─── Seitenauszug ───
Langenberg. Nach einem Streit gründeten 23 Turner 1882 den Männer-Turn-Verein Langenberg. Heute ist der MTV mit einem großen Breitensport-Angebot präsent.
Ernst blicken acht Herren im mittleren Alter in die Kamera, sie tragen dunkle Anzüge – und halten einen Krug Bier in der Hand. Ernst schauen sie deshalb, weil sie gerade im Streit aus dem Langenberger Turnverein ausgeschieden sind und sich darauf vorbereiten, ihren eigenen Club zu gründen.
Die Aufnahme entstand 1882 und zeigt den Entstehungsmoment des Männer-Turn-Vereins Langenberg (MTV). Zur Gründungsversammlung am 1. April des gleichen Jahres kamen schon 23 Herren. Sechs Wochen später wählten die Mitglieder ihren ersten regulären Vorstand.
MTV bietet hauptsächlich Breitensport
Heute, gut 140 Jahre später, ist der Verein breit aufgestellt und bietet den Langenbergern vor allem Breitensport an. „Wir haben nur eine Mannschaft im Ligabetrieb“, sagt der aktuelle Vorsitzende Hendrik Haase, „und das ist unser Schachteam.“
„Der Rest ist eher Hobby“, sagt der 43-Jährige. Dazu zähle etwa die Gruppe, die sich regelmäßig zum Hallenfußball treffe: „Der Jüngste ist 18, der Älteste 74.“ Oder der Bereich Kindersport: „Diese drei Gruppen haben wir stark gefördert“, sagt Haase.
─── Gespeicherte Einträge ───
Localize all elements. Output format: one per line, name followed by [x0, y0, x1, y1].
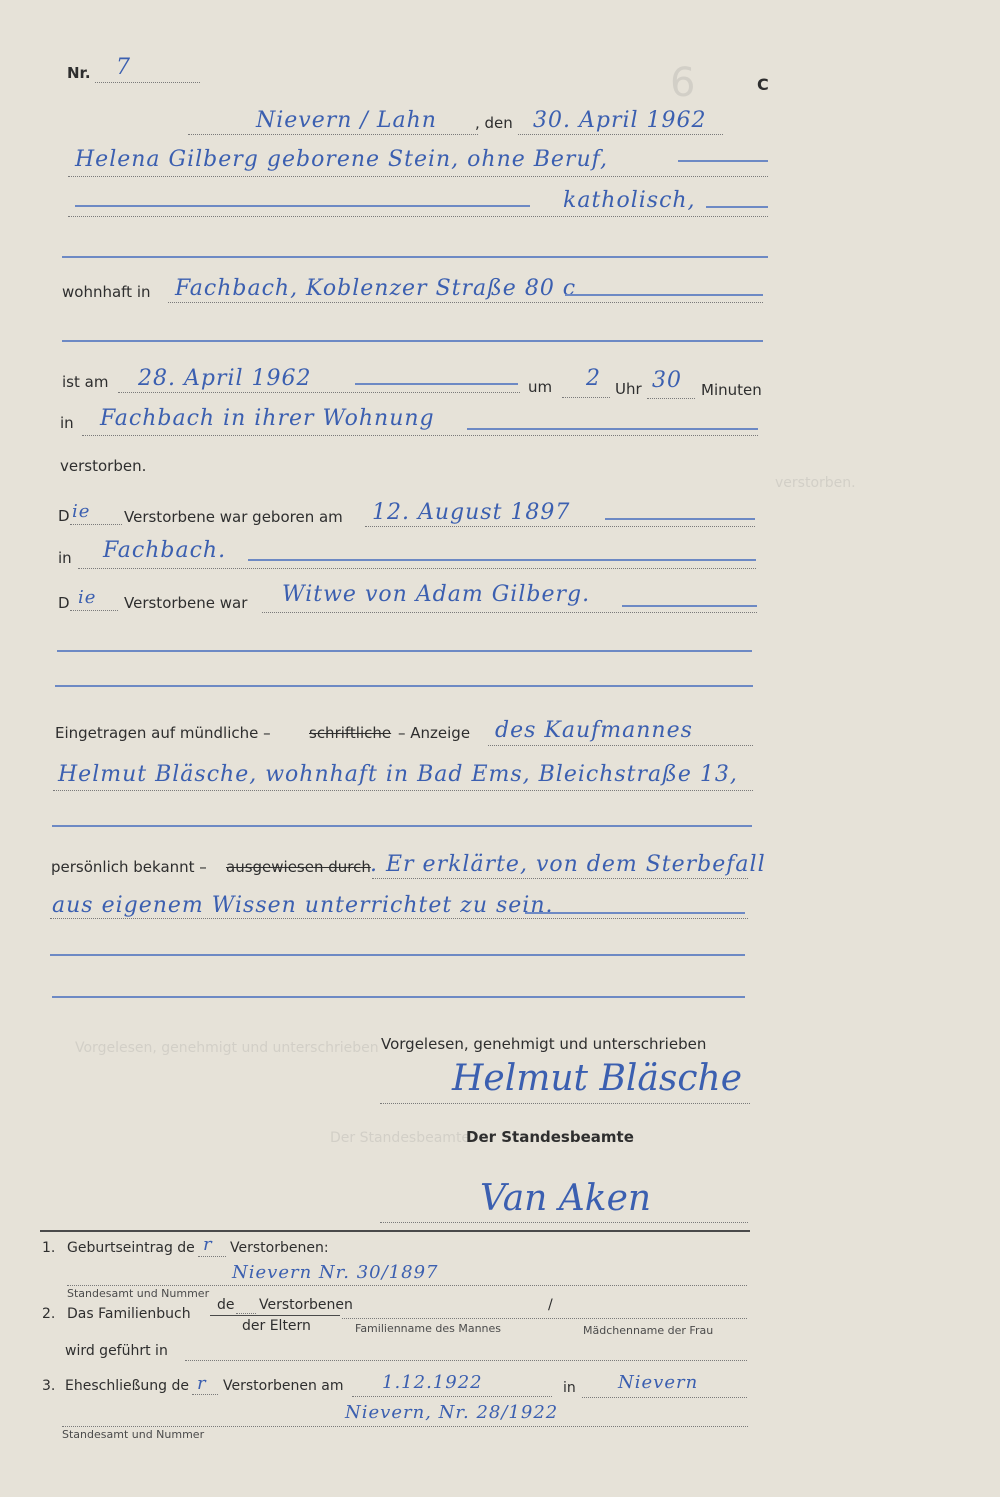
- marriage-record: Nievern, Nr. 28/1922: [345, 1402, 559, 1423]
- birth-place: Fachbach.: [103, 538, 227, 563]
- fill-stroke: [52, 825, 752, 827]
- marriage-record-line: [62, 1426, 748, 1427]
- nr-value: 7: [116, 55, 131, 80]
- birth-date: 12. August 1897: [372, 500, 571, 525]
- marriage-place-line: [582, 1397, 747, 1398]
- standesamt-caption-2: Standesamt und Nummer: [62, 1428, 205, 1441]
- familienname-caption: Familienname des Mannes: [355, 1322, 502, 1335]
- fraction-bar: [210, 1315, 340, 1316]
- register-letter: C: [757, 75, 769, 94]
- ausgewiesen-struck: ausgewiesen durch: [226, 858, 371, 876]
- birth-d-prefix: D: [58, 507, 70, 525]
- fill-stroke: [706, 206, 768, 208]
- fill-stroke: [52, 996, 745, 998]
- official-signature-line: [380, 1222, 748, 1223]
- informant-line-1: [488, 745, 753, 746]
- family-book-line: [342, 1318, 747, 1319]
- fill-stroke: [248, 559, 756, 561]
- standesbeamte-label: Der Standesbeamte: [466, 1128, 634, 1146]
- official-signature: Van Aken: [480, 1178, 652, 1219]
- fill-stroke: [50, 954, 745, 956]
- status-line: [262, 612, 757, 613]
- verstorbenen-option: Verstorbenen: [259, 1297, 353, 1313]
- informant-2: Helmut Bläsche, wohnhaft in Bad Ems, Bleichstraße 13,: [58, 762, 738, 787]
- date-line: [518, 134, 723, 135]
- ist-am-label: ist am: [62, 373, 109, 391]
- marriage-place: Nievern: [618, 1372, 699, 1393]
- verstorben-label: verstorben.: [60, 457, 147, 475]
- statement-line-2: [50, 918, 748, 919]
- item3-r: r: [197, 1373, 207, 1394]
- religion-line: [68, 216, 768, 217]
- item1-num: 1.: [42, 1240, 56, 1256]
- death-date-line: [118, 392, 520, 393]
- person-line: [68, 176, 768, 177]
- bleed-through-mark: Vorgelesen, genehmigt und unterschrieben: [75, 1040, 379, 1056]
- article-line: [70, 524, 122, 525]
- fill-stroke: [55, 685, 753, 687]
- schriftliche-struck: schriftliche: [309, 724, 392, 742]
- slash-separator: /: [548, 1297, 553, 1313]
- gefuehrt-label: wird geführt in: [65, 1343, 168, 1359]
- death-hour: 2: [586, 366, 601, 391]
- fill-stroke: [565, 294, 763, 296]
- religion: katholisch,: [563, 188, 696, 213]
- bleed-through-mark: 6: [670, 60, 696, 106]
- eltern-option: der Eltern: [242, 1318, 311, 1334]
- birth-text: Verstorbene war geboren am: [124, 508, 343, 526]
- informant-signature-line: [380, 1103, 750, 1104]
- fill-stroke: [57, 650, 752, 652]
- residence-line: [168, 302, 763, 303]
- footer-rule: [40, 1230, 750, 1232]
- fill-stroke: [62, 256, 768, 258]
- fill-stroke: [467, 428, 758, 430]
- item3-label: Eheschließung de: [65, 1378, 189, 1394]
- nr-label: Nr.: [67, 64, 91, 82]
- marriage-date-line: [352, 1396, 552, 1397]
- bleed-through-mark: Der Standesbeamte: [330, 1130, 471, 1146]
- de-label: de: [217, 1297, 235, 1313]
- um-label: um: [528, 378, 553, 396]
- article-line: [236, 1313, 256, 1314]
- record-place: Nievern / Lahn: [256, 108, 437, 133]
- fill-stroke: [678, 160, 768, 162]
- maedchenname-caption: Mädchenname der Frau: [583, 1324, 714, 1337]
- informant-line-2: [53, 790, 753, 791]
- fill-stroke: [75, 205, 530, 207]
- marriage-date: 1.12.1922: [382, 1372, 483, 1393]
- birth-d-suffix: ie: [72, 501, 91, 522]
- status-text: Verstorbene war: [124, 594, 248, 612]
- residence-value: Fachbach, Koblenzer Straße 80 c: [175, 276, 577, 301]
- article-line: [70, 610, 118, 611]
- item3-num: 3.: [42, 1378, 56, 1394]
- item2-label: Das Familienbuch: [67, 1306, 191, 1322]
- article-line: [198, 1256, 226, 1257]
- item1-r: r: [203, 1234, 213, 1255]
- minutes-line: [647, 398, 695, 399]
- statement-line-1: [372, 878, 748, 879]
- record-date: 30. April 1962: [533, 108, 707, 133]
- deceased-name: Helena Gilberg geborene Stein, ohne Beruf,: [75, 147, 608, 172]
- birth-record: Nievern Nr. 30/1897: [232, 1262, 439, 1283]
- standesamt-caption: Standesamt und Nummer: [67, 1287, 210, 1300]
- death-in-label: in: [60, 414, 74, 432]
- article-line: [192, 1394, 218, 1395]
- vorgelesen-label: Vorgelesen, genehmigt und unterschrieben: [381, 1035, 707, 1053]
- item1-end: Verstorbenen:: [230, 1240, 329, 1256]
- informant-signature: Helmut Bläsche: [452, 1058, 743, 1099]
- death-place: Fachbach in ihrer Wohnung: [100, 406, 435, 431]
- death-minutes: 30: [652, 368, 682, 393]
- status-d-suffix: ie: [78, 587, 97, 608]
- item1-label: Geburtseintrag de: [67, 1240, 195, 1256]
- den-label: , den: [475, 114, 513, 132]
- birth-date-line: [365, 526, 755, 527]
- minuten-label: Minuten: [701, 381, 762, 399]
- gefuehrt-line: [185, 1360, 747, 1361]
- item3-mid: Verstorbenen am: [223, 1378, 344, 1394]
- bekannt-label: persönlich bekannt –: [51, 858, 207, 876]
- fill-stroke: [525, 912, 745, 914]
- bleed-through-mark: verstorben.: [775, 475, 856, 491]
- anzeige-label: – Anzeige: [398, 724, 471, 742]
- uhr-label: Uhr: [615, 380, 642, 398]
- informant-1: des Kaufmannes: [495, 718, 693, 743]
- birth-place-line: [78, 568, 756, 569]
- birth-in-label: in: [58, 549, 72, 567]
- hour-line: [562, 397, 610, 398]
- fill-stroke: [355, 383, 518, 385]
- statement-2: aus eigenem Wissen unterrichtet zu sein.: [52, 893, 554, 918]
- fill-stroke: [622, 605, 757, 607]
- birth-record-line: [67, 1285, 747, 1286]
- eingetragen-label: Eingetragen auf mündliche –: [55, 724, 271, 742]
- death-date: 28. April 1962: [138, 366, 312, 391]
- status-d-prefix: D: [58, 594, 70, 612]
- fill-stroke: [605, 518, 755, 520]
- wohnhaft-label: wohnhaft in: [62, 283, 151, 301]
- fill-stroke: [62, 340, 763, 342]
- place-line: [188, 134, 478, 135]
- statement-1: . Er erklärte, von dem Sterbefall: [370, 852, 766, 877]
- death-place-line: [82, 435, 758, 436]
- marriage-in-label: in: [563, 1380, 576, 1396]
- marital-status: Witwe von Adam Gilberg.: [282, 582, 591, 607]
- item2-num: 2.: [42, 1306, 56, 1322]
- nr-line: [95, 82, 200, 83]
───
─── Gespeicherte Einträge ───
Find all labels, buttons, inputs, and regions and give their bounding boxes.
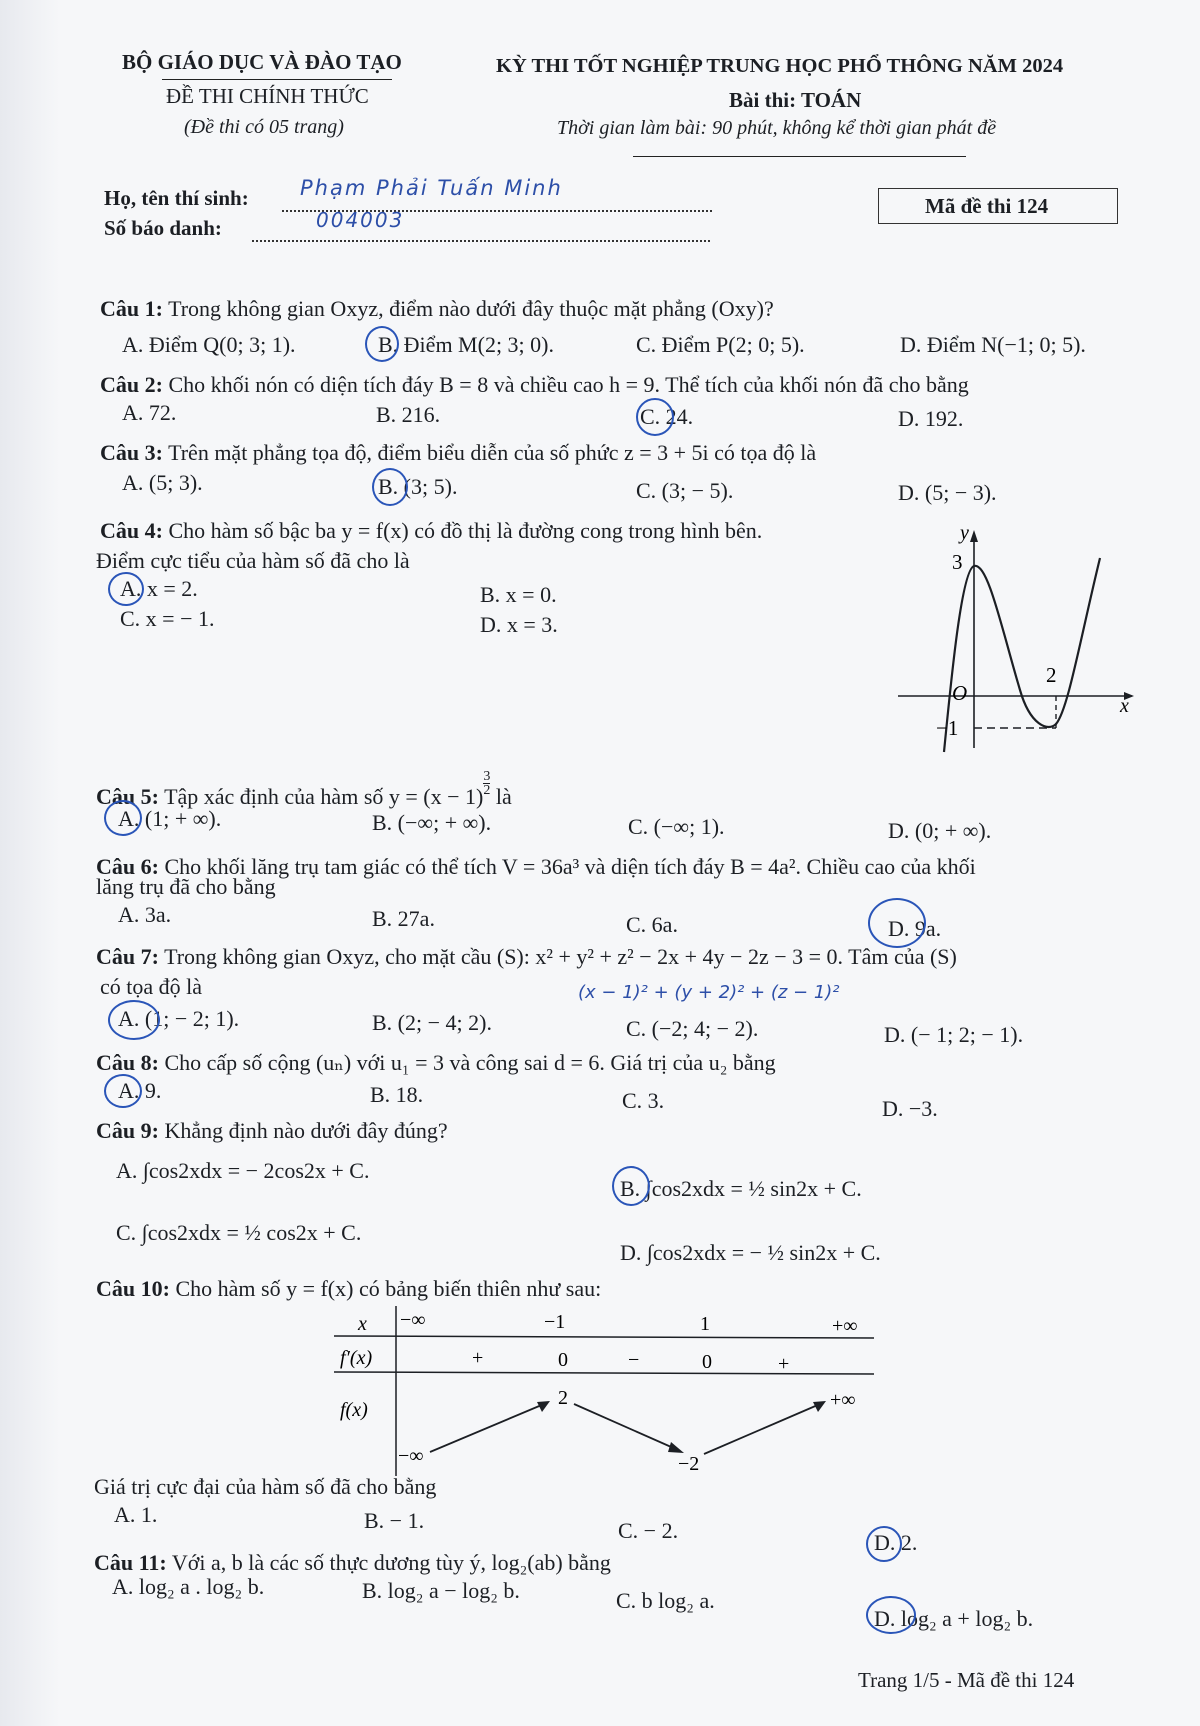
───
Zu erledigen =>
a: An welchem Datum fand laut dem Seitenauszug über den MTV Langenberg die Gründungsversammlung statt?
b: Nehmen Sie den Seitenauszug über den MTV Langenberg nach seinem letzten Satz wieder auf und führen Sie ihn weiter.

Antworten je Aufgabe =>
a: Am 1. April 1882.

b:
Angebote gelten gruppenübergreifend
Insgesamt stehe im MTV der freundschaftliche Austausch im Vordergrund – „auch über die Gruppen hinweg“, so Haase. Der Verein habe viele Angebote zum Beispiel für die älteren der rund 300 Mitglieder – etwa Gymnastik. „Wir nutzen auch das Lehrschwimmbecken in Nierenhof oder die kleine Halle im Bürgerhaus.“
Dementsprechend stammen auch viele der Übungsleiter aus den eigenen Reihen. „Viele Mitglieder sind 25 Jahre und mehr dabei, da wachsen solche Strukturen“, sagt der Vorsitzende. Nicht wenige Übungsleiter hätten die 60 schon hinter sich gelassen, „in der Leichtathletik und beim Nordic Walking sind die sogar schon 70 Jahre alt.“
Nachwuchsarbeit ist „sehr schwierig“
Gerade diese Generation habe „einfach Spaß an der Sache“, freut sich Hendrik Haase. „Die legen auch regelmäßig das Sportabzeichen ab.“ Einige hätten sich dieses Abzeichen schon so oft erarbeitet, „da werden wir Jüngeren niemals auch nur annähernd heran kommen.“ Willy Bender habe etwa „gefühlt schon 50 Mal das Abzeichen abgelegt“, sagt Haase lachend, „das ist uneinholbar.“
Sorge bereitet allerdings die Nachwuchsarbeit, die sei „sehr, sehr schwierig.“ Die Nachfrage in der jungen Generation sei einfach anders, „zu erkennen, dass Vereinsleben und Vereinsarbeit schöne Sachen sind.“ Es gebe zwar immer wieder junge Leute, „die im Verein groß geworden sind“, ergänzt Sabine Boll, die sportliche Leiterin des MTV.
Jugendliche haben viele Alternativen zum Verein
„Die wissen dann, dass der Verein ein Anlaufpunkt ist, an dem ich neue Leute kennen lernen, Kontakte knüpfen und sogar Freunde finden kann.“ Das Familiäre, das sei eben „der Ursprung des Vereinslebens.“ Allerdings hätten junge Leute heute zum Einen weniger Zeit und zum Anderen „gibt es so viele Möglichkeiten, sich zu betätigen“, sagt Sabine Boll, „zum Beispiel Fitnessstudios oder Angebote der VHS.“
Regen Zulauf wiederum hat der MTV, wenn es um die alljährliche Treppenwanderung kreuz und quer durch Langenberg geht. „2019 hatten wir erstmals mehr als 320 Teilnehmer“, sind Hendrik Haase, Sabine Boll und Patrick Isert aus dem Vereinsvorstand hörbar stolz.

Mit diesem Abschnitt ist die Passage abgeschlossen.